Task to carry out →
Copy everything in the listing below word for word, apart from any images.

Supplied entries →

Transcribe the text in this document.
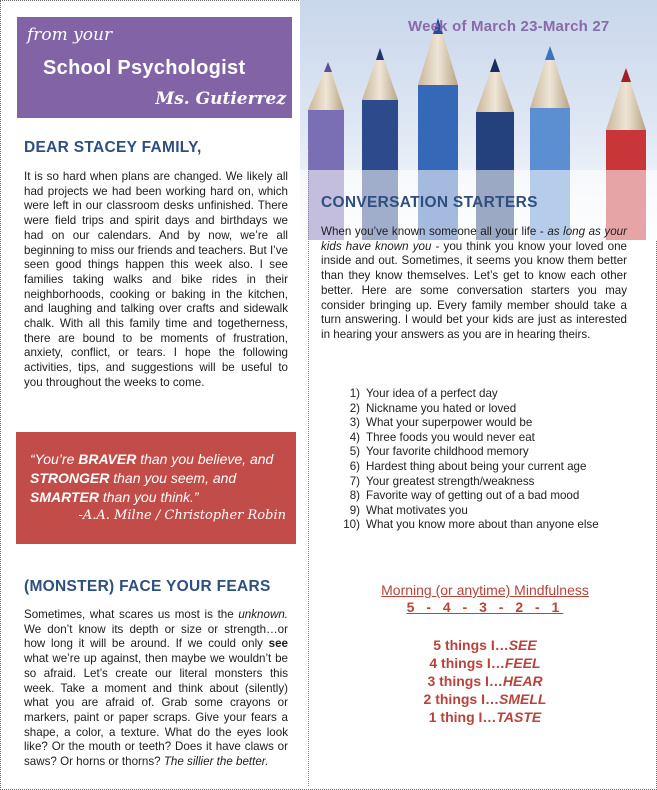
Week of March 23-March 27
from your
School Psychologist
Ms. Gutierrez
DEAR STACEY FAMILY,
It is so hard when plans are changed. We likely all had projects we had been working hard on, which were left in our classroom desks unfinished. There were field trips and spirit days and birthdays we had on our calendars. And by now, we’re all beginning to miss our friends and teachers. But I’ve seen good things happen this week also. I see families taking walks and bike rides in their neighborhoods, cooking or baking in the kitchen, and laughing and talking over crafts and sidewalk chalk. With all this family time and togetherness, there are bound to be moments of frustration, anxiety, conflict, or tears. I hope the following activities, tips, and suggestions will be useful to you throughout the weeks to come.
“You’re BRAVER than you believe, and STRONGER than you seem, and SMARTER than you think.”
-A.A. Milne / Christopher Robin
(MONSTER) FACE YOUR FEARS
Sometimes, what scares us most is the unknown. We don’t know its depth or size or strength…or how long it will be around. If we could only see what we’re up against, then maybe we wouldn’t be so afraid. Let’s create our literal monsters this week. Take a moment and think about (silently) what you are afraid of. Grab some crayons or markers, paint or paper scraps. Give your fears a shape, a color, a texture. What do the eyes look like? Or the mouth or teeth? Does it have claws or saws? Or horns or thorns? The sillier the better.
CONVERSATION STARTERS
When you’ve known someone all your life - as long as your kids have known you - you think you know your loved one inside and out. Sometimes, it seems you know them better than they know themselves. Let’s get to know each other better. Here are some conversation starters you may consider bringing up. Every family member should take a turn answering. I would bet your kids are just as interested in hearing your answers as you are in hearing theirs.
1) Your idea of a perfect day
2) Nickname you hated or loved
3) What your superpower would be
4) Three foods you would never eat
5) Your favorite childhood memory
6) Hardest thing about being your current age
7) Your greatest strength/weakness
8) Favorite way of getting out of a bad mood
9) What motivates you
10) What you know more about than anyone else
Morning (or anytime) Mindfulness
5 - 4 - 3 - 2 - 1
5 things I…SEE
4 things I…FEEL
3 things I…HEAR
2 things I…SMELL
1 thing I…TASTE
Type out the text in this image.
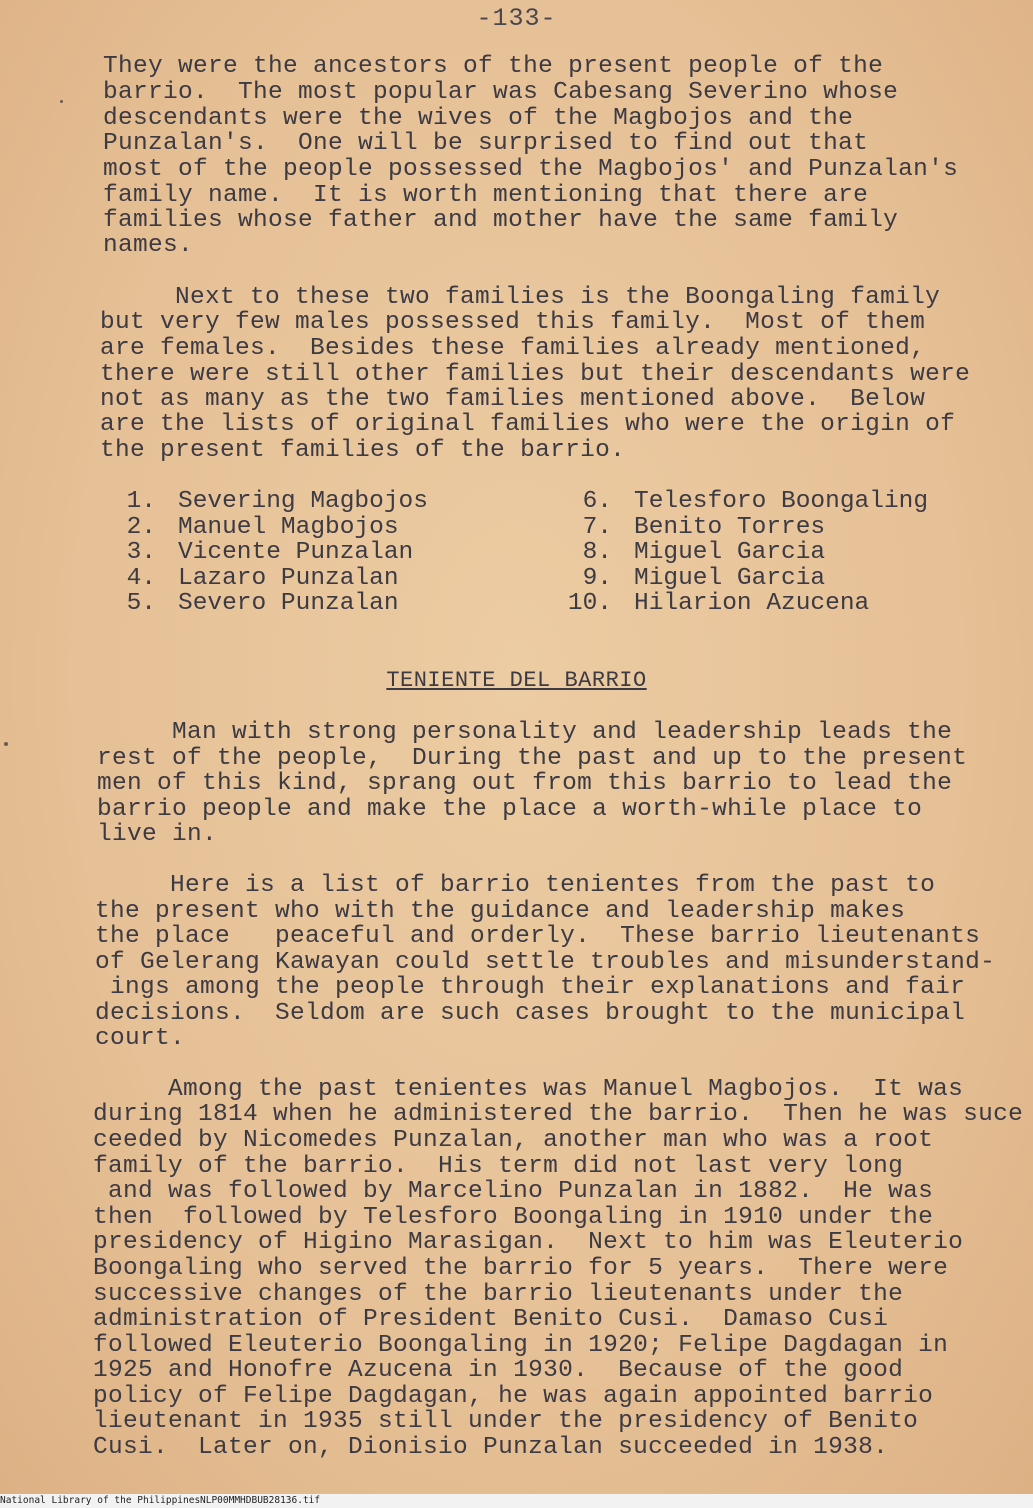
-133-
They were the ancestors of the present people of the
barrio.  The most popular was Cabesang Severino whose
descendants were the wives of the Magbojos and the
Punzalan's.  One will be surprised to find out that
most of the people possessed the Magbojos' and Punzalan's
family name.  It is worth mentioning that there are
families whose father and mother have the same family
names.
Next to these two families is the Boongaling family
but very few males possessed this family.  Most of them
are females.  Besides these families already mentioned,
there were still other families but their descendants were
not as many as the two families mentioned above.  Below
are the lists of original families who were the origin of
the present families of the barrio.
1. Severing Magbojos
2. Manuel Magbojos
3. Vicente Punzalan
4. Lazaro Punzalan
5. Severo Punzalan
6. Telesforo Boongaling
7. Benito Torres
8. Miguel Garcia
9. Miguel Garcia
10. Hilarion Azucena
TENIENTE DEL BARRIO
Man with strong personality and leadership leads the
rest of the people,  During the past and up to the present
men of this kind, sprang out from this barrio to lead the
barrio people and make the place a worth-while place to
live in.
Here is a list of barrio tenientes from the past to
the present who with the guidance and leadership makes
the place   peaceful and orderly.  These barrio lieutenants
of Gelerang Kawayan could settle troubles and misunderstand-
ings among the people through their explanations and fair
decisions.  Seldom are such cases brought to the municipal
court.
Among the past tenientes was Manuel Magbojos.  It was
during 1814 when he administered the barrio.  Then he was suce
ceeded by Nicomedes Punzalan, another man who was a root
family of the barrio.  His term did not last very long
and was followed by Marcelino Punzalan in 1882.  He was
then  followed by Telesforo Boongaling in 1910 under the
presidency of Higino Marasigan.  Next to him was Eleuterio
Boongaling who served the barrio for 5 years.  There were
successive changes of the barrio lieutenants under the
administration of President Benito Cusi.  Damaso Cusi
followed Eleuterio Boongaling in 1920; Felipe Dagdagan in
1925 and Honofre Azucena in 1930.  Because of the good
policy of Felipe Dagdagan, he was again appointed barrio
lieutenant in 1935 still under the presidency of Benito
Cusi.  Later on, Dionisio Punzalan succeeded in 1938.
National Library of the Philippines NLP00MMHDBUB28136.tif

Response to the task →
Transcribe the text in this document.
Week of March 23-March 27
from your
School Psychologist
Ms. Gutierrez
DEAR STACEY FAMILY,
It is so hard when plans are changed. We likely all had projects we had been working hard on, which were left in our classroom desks unfinished. There were field trips and spirit days and birthdays we had on our calendars. And by now, we’re all beginning to miss our friends and teachers. But I’ve seen good things happen this week also. I see families taking walks and bike rides in their neighborhoods, cooking or baking in the kitchen, and laughing and talking over crafts and sidewalk chalk. With all this family time and togetherness, there are bound to be moments of frustration, anxiety, conflict, or tears. I hope the following activities, tips, and suggestions will be useful to you throughout the weeks to come.
“You’re BRAVER than you believe, and STRONGER than you seem, and SMARTER than you think.”
-A.A. Milne / Christopher Robin
(MONSTER) FACE YOUR FEARS
Sometimes, what scares us most is the unknown. We don’t know its depth or size or strength…or how long it will be around. If we could only see what we’re up against, then maybe we wouldn’t be so afraid. Let’s create our literal monsters this week. Take a moment and think about (silently) what you are afraid of. Grab some crayons or markers, paint or paper scraps. Give your fears a shape, a color, a texture. What do the eyes look like? Or the mouth or teeth? Does it have claws or saws? Or horns or thorns? The sillier the better.
CONVERSATION STARTERS
When you’ve known someone all your life - as long as your kids have known you - you think you know your loved one inside and out. Sometimes, it seems you know them better than they know themselves. Let’s get to know each other better. Here are some conversation starters you may consider bringing up. Every family member should take a turn answering. I would bet your kids are just as interested in hearing your answers as you are in hearing theirs.
1) Your idea of a perfect day
2) Nickname you hated or loved
3) What your superpower would be
4) Three foods you would never eat
5) Your favorite childhood memory
6) Hardest thing about being your current age
7) Your greatest strength/weakness
8) Favorite way of getting out of a bad mood
9) What motivates you
10) What you know more about than anyone else
Morning (or anytime) Mindfulness
5 - 4 - 3 - 2 - 1
5 things I…SEE
4 things I…FEEL
3 things I…HEAR
2 things I…SMELL
1 thing I…TASTE
Type out the text in this image.
-133-
They were the ancestors of the present people of the
barrio.  The most popular was Cabesang Severino whose
descendants were the wives of the Magbojos and the
Punzalan's.  One will be surprised to find out that
most of the people possessed the Magbojos' and Punzalan's
family name.  It is worth mentioning that there are
families whose father and mother have the same family
names.
Next to these two families is the Boongaling family
but very few males possessed this family.  Most of them
are females.  Besides these families already mentioned,
there were still other families but their descendants were
not as many as the two families mentioned above.  Below
are the lists of original families who were the origin of
the present families of the barrio.
1. Severing Magbojos
2. Manuel Magbojos
3. Vicente Punzalan
4. Lazaro Punzalan
5. Severo Punzalan
6. Telesforo Boongaling
7. Benito Torres
8. Miguel Garcia
9. Miguel Garcia
10. Hilarion Azucena
TENIENTE DEL BARRIO
Man with strong personality and leadership leads the
rest of the people,  During the past and up to the present
men of this kind, sprang out from this barrio to lead the
barrio people and make the place a worth-while place to
live in.
Here is a list of barrio tenientes from the past to
the present who with the guidance and leadership makes
the place   peaceful and orderly.  These barrio lieutenants
of Gelerang Kawayan could settle troubles and misunderstand-
ings among the people through their explanations and fair
decisions.  Seldom are such cases brought to the municipal
court.
Among the past tenientes was Manuel Magbojos.  It was
during 1814 when he administered the barrio.  Then he was suce
ceeded by Nicomedes Punzalan, another man who was a root
family of the barrio.  His term did not last very long
and was followed by Marcelino Punzalan in 1882.  He was
then  followed by Telesforo Boongaling in 1910 under the
presidency of Higino Marasigan.  Next to him was Eleuterio
Boongaling who served the barrio for 5 years.  There were
successive changes of the barrio lieutenants under the
administration of President Benito Cusi.  Damaso Cusi
followed Eleuterio Boongaling in 1920; Felipe Dagdagan in
1925 and Honofre Azucena in 1930.  Because of the good
policy of Felipe Dagdagan, he was again appointed barrio
lieutenant in 1935 still under the presidency of Benito
Cusi.  Later on, Dionisio Punzalan succeeded in 1938.
National Library of the Philippines NLP00MMHDBUB28136.tif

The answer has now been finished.